Data.

★ ★ ★ ★ ★

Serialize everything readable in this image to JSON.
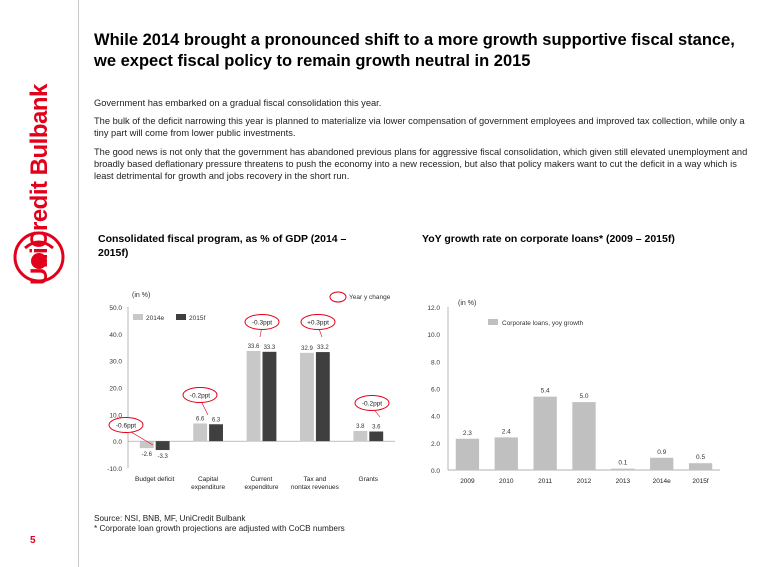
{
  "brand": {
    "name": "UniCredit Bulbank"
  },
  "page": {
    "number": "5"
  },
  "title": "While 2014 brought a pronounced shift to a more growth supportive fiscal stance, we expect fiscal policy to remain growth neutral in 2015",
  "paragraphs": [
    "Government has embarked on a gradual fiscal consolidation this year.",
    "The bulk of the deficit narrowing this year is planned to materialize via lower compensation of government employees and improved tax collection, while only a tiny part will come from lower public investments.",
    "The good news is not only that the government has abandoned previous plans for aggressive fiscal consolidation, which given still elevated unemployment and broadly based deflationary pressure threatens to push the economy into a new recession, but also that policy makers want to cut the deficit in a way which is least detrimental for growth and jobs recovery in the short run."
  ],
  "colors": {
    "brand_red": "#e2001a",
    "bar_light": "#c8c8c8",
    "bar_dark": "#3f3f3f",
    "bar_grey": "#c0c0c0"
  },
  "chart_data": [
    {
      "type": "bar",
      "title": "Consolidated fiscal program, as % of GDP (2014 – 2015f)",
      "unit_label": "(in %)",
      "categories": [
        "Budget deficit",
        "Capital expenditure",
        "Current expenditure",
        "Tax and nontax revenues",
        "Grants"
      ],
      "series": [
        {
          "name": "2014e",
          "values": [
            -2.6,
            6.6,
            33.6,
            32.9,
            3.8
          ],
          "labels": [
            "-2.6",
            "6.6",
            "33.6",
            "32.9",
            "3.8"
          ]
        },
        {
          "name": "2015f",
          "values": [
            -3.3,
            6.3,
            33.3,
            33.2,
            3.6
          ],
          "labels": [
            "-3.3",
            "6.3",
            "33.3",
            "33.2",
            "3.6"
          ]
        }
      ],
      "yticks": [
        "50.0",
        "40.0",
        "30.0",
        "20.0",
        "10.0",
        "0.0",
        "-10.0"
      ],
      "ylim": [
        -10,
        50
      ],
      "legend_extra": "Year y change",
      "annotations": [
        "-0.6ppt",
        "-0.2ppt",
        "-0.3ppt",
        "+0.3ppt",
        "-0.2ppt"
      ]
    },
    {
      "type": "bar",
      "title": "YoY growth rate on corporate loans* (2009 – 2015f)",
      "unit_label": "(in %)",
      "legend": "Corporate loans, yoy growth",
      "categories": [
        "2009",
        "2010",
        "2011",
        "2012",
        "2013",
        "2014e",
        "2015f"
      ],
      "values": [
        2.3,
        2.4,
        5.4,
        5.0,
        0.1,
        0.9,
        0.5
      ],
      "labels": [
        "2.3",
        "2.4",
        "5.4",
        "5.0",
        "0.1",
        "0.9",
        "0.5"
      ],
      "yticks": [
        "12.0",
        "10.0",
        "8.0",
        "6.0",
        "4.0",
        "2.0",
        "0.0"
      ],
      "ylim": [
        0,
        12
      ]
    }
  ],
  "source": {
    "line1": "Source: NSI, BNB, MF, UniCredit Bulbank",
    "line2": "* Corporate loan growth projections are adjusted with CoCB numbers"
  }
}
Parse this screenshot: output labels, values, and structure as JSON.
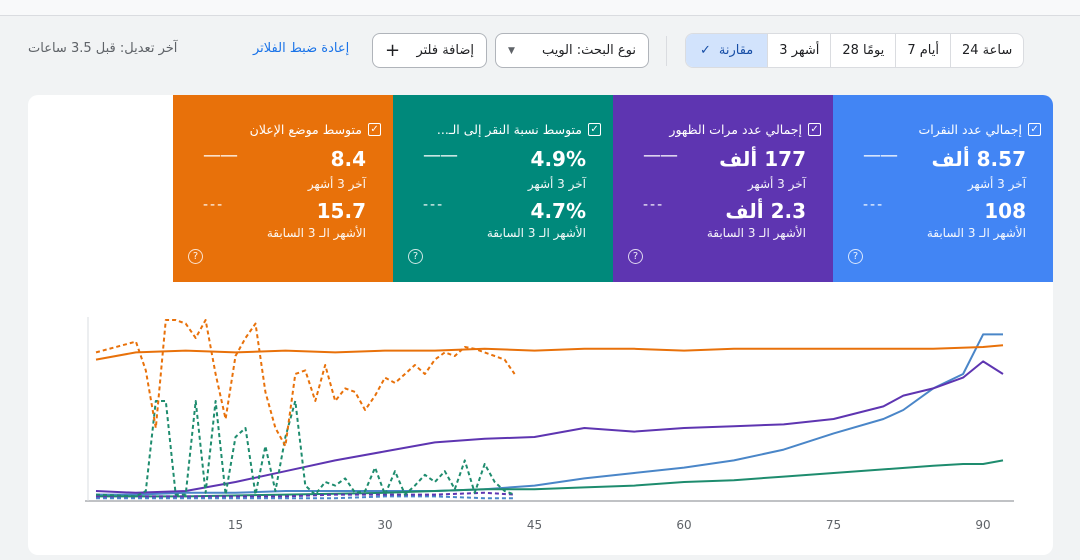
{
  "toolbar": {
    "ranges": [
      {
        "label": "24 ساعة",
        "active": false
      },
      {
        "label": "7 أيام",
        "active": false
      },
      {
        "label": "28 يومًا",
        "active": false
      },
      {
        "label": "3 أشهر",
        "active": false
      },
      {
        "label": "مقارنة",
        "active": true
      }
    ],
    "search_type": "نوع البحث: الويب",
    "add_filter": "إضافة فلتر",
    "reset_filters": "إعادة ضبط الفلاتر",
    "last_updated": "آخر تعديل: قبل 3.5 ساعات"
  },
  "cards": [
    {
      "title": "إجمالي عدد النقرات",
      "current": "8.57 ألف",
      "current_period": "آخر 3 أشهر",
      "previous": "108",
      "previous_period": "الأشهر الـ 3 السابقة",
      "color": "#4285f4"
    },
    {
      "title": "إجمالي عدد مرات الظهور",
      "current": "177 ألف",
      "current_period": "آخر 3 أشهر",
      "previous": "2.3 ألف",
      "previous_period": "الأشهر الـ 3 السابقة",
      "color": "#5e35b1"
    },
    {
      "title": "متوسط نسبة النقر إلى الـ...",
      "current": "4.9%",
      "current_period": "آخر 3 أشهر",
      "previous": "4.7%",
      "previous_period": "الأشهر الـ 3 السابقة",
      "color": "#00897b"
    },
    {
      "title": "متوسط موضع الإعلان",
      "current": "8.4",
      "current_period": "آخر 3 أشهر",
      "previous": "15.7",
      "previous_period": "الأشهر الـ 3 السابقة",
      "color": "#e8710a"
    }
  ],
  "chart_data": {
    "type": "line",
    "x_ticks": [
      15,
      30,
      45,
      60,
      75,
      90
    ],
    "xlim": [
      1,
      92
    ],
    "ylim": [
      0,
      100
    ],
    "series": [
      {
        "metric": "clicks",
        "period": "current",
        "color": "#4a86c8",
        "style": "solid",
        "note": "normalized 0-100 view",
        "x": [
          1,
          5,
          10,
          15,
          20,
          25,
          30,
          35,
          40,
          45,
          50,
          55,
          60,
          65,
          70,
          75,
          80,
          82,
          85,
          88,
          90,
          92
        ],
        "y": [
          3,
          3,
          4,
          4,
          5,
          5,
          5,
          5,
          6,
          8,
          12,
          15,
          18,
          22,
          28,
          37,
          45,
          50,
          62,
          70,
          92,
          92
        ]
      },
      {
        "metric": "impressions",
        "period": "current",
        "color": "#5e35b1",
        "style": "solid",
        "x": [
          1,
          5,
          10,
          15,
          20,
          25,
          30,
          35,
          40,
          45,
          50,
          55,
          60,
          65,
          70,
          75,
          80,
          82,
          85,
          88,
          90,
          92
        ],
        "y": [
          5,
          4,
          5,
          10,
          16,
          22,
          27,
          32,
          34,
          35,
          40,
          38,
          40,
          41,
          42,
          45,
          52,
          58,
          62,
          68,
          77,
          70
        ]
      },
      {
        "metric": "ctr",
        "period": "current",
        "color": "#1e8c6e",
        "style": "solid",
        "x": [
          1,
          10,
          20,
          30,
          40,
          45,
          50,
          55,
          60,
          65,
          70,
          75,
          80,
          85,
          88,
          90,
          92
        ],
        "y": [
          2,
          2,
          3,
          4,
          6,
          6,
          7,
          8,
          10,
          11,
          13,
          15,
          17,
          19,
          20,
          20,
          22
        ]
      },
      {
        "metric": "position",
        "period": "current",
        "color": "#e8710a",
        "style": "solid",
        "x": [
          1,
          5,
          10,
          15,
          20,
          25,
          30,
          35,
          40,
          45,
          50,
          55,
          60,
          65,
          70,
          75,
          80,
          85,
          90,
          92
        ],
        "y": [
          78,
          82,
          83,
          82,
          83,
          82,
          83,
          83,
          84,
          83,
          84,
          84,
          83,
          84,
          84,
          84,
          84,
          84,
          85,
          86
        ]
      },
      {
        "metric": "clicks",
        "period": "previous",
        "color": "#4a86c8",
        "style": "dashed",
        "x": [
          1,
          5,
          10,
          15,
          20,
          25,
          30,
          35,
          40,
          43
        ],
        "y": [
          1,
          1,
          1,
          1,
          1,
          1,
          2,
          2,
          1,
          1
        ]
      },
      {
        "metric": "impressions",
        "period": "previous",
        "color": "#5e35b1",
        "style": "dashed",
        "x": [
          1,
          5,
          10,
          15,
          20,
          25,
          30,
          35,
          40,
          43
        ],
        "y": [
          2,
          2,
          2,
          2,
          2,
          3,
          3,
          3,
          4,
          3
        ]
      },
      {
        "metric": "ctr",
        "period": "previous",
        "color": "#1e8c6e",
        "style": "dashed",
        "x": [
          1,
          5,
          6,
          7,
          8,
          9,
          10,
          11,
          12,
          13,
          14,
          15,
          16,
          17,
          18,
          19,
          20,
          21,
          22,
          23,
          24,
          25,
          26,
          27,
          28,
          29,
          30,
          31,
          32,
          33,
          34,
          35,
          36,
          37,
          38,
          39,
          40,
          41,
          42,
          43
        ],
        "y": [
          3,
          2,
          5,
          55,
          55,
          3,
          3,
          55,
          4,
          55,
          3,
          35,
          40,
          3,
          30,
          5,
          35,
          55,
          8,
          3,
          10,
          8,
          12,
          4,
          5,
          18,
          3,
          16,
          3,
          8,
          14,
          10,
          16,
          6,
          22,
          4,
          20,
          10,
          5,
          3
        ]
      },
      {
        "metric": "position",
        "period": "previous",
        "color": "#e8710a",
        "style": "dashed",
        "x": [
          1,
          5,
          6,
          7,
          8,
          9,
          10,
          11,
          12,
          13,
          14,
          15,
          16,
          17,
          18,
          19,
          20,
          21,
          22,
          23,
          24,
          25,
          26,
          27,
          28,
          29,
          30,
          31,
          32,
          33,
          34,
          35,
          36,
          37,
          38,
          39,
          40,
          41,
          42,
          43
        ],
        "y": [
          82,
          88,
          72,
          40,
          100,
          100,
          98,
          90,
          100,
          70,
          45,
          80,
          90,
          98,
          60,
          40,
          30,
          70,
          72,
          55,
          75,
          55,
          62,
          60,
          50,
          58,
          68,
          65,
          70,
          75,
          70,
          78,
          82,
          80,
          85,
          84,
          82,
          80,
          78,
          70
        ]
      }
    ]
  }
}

★ ★ ★ ★ ★

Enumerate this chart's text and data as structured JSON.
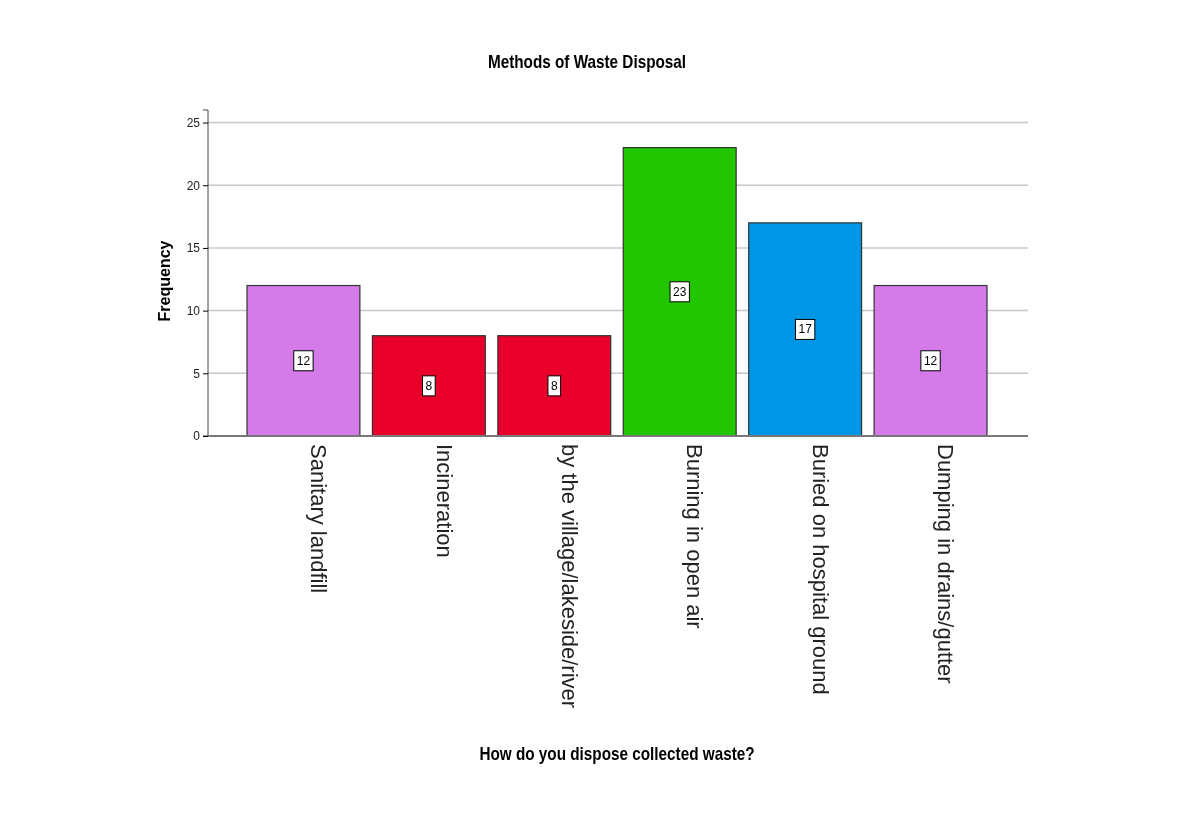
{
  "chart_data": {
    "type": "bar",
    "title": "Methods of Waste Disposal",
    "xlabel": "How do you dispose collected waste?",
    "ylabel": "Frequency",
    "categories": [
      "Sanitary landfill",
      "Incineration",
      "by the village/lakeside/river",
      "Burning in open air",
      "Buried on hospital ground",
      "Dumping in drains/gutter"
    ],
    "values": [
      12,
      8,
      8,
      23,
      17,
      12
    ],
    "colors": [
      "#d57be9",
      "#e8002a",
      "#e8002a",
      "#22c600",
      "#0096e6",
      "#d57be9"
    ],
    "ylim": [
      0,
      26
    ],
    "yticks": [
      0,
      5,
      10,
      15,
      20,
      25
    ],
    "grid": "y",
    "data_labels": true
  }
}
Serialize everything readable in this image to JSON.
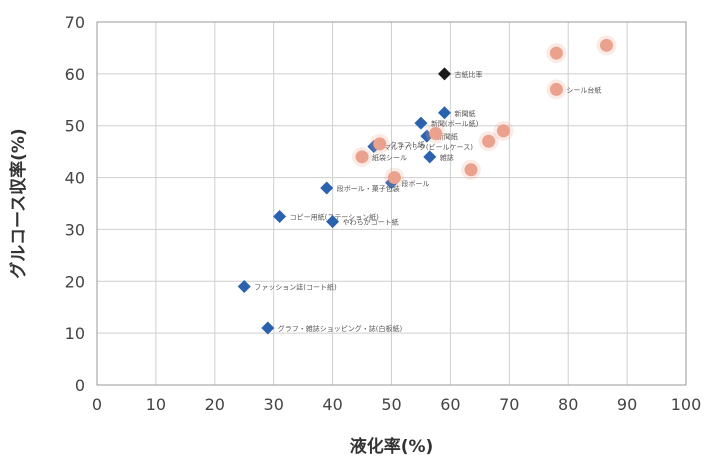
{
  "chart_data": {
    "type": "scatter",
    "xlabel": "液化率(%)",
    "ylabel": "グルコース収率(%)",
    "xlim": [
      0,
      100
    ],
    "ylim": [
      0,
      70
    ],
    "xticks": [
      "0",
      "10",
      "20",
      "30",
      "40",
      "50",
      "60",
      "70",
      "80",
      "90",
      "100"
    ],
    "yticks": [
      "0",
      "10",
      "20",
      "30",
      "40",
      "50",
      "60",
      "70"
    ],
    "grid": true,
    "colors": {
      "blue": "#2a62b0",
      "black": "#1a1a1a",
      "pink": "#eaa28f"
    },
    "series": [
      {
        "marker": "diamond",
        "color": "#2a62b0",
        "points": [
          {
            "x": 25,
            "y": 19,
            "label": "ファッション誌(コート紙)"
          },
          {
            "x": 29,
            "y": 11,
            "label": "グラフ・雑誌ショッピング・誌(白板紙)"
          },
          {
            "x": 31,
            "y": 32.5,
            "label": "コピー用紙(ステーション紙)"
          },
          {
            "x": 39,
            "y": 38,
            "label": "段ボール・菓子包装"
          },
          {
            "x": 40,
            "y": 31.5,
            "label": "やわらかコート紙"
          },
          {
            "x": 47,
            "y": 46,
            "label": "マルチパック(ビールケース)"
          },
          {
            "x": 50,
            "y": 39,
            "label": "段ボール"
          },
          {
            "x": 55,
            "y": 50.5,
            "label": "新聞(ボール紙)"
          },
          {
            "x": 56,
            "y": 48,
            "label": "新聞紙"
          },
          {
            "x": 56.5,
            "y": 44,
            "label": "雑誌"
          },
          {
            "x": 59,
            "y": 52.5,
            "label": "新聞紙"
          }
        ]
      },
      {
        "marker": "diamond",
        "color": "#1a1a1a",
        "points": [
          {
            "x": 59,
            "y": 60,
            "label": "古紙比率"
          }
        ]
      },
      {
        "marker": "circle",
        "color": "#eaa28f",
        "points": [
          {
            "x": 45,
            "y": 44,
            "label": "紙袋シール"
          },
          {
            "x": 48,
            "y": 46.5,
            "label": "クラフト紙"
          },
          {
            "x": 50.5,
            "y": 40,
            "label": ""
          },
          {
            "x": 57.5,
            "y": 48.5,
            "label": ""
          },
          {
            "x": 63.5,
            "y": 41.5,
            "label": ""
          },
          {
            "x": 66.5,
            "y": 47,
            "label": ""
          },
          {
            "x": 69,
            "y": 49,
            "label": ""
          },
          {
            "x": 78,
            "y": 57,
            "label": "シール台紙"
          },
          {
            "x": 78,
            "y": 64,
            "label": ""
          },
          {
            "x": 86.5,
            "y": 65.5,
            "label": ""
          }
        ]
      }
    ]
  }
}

★ ★ ★ ★ ★

Short task. Report each line of the material above where the word "only" appears.

Exercise output.
    "The bulk of the deficit narrowing this year is planned to materialize via lower compensation of government employees and improved tax collection, while only a tiny part will come from lower public investments.",
    "The good news is not only that the government has abandoned previous plans for aggressive fiscal consolidation, which given still elevated unemployment and broadly based deflationary pressure threatens to push the economy into a new recession, but also that policy makers want to cut the deficit in a way which is least detrimental for growth and jobs recovery in the short run."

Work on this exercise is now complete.